• [Selected extract]:
Alpinist Magazine is an archival-quality, quarterly publication dedicated to the art of ascent in its most powerful manifestations, presenting a vision of climbing and its lifestyle that matches the intensity of the pursuit itself.

Founded by Christian Beckwith and Marc Ewing, the first issue of Alpinist launched from a small office in Jackson Hole, Wyoming in 2002. In 2009, the magazine was re-launched by Height of Land in Jeffersonville, Vermont. From the beginning, the staff and contributors have maintained that making great climbing stories and art requires the same boldness, commitment, integrity and imagination as the most cutting-edge ascents.

We believe in sinker jams high off the deck, a bomber nut, the crescent moon, your partner’s whoop, sand-washing the fry pan, road trips, one-swing sticks, remembering to breathe, alpine starts (more for the alpenglow than the early hour), espresso in the desert, the plunge step, lenticular cloud caps, rest days, the focus of a runout, a cold beer at the end of it all.

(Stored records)
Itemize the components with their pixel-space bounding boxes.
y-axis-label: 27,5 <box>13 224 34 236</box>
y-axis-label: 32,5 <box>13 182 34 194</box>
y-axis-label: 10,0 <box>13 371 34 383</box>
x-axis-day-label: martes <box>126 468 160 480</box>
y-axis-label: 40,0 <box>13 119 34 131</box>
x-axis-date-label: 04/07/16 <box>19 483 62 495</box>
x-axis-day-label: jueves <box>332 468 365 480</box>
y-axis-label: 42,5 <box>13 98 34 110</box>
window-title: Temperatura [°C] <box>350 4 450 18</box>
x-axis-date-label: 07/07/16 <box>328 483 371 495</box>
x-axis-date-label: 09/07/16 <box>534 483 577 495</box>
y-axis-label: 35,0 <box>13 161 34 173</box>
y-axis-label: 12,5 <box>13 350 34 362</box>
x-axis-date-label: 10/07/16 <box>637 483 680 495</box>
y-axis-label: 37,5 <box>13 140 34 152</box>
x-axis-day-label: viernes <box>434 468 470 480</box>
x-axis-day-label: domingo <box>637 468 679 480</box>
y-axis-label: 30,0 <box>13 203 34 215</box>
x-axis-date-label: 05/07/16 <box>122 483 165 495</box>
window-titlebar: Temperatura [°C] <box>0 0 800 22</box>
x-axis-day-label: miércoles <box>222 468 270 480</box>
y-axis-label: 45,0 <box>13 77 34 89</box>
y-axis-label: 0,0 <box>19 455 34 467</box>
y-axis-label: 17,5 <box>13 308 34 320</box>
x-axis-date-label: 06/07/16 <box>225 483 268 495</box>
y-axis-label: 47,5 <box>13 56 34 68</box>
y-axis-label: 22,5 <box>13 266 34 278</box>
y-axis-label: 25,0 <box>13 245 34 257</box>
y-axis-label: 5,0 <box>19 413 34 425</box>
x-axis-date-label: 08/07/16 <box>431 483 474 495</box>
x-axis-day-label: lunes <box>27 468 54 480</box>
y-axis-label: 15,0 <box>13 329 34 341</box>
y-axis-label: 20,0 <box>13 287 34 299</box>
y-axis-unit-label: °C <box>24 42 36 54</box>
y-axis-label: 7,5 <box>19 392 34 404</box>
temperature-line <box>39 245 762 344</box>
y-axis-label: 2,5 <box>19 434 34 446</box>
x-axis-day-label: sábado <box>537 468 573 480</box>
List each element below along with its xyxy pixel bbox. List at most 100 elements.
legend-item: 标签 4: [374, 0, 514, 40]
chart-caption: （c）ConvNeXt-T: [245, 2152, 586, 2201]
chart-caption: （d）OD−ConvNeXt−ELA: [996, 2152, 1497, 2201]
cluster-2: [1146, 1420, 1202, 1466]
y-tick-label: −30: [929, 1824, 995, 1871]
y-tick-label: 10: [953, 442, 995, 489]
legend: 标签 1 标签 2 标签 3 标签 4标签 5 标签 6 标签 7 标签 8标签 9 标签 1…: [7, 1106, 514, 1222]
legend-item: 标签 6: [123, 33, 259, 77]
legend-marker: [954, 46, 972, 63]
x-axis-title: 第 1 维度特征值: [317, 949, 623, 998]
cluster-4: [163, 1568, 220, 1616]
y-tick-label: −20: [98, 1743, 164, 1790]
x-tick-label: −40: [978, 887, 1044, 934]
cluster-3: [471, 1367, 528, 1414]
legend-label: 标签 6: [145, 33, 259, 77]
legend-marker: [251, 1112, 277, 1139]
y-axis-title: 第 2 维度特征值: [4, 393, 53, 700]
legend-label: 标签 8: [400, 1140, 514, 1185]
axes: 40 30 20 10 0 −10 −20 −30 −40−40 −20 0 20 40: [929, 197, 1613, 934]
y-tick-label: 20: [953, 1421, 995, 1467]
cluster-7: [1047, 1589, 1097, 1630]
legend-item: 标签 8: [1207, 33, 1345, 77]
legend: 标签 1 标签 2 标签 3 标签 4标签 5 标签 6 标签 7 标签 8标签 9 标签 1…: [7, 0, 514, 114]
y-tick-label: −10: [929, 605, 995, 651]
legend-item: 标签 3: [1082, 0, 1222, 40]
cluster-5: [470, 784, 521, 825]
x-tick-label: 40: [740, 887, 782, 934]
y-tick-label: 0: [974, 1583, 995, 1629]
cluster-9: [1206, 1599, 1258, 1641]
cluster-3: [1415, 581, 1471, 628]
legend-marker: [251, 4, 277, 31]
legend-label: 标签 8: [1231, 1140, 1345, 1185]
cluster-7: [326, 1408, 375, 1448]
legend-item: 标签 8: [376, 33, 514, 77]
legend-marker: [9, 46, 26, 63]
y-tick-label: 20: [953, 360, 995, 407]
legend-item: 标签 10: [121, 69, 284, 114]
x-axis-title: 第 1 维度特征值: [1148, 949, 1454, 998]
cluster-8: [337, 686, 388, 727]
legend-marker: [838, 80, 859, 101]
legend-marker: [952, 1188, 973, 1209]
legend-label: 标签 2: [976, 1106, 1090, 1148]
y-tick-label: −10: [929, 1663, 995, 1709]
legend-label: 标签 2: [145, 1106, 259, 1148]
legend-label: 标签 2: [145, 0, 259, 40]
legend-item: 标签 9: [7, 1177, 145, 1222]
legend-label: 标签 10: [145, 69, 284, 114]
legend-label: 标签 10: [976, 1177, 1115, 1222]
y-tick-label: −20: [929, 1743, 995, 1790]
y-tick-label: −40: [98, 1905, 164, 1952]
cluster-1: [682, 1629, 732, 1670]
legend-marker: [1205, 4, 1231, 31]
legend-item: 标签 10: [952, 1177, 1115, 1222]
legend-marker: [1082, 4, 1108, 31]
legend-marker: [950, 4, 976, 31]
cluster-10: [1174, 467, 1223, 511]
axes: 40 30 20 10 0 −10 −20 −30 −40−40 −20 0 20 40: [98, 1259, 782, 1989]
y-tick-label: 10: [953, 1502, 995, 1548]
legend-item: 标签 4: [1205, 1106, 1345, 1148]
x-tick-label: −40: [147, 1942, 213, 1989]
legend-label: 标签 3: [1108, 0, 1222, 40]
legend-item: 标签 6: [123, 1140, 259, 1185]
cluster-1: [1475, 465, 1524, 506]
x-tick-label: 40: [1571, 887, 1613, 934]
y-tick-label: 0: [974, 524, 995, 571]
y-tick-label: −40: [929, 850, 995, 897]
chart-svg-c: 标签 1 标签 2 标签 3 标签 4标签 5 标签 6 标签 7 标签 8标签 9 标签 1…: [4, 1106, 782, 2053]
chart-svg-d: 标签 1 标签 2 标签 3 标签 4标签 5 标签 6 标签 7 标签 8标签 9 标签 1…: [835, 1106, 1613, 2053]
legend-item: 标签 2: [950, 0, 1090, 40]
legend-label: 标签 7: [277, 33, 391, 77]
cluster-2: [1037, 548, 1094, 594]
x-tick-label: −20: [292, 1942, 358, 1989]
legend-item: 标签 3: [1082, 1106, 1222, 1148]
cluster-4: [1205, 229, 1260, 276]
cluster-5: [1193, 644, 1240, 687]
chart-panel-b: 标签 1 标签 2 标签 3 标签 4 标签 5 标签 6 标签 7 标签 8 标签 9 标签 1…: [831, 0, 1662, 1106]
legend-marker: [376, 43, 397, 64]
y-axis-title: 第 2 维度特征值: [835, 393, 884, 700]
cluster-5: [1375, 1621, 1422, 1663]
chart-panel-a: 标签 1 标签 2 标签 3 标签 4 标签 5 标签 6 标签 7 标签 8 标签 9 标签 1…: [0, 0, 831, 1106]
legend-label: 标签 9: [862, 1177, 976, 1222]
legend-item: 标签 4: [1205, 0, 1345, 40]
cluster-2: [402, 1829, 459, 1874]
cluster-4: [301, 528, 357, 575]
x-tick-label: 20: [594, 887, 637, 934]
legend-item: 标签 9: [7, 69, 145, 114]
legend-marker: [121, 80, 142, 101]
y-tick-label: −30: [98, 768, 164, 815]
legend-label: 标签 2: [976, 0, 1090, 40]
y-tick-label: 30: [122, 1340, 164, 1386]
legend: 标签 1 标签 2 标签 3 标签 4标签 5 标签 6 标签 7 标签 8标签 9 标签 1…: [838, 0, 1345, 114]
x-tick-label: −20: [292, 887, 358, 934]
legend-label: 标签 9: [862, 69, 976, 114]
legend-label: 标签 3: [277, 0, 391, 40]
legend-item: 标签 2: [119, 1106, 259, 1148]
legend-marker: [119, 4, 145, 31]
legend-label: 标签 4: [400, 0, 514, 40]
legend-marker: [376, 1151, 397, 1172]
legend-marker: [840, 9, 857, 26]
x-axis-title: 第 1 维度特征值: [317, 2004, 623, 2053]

• [Task list]:
A. According to the description of Alpinist Magazine, in what year and in which town was the magazine re-launched by Height of Land?
B. Continue the description of Alpinist Magazine from its last sentence onward.

• [Results in order]:
A. In 2009, in Jeffersonville, Vermont.

B.
More than twenty years after those words appeared in the Editor’s Note of Alpinist 0, we still uphold these traditions, even as we continue to add new voices and forms of expression. Alpinist also still depends on the support of our readers. We’ve always believed in the value of independent media, journalistic integrity and artistic innovation.

Height of Land Publications (HOL)–which owns Alpinist, Backcountry Magazine, Mountain Flyer and Cross Country Skier–is committed to amplifying voices of BIPOC and LBGTQ+ contributors, and those of other underrepresented groups, in the outdoor media landscape. HOL is a signatory of the Outdoor CEO Diversity Pledge and we are also supporters of the Outdoor Media for Inclusion project that is dedicated to provide more opportunities for journalists and contributors who are members of other marginalized communities.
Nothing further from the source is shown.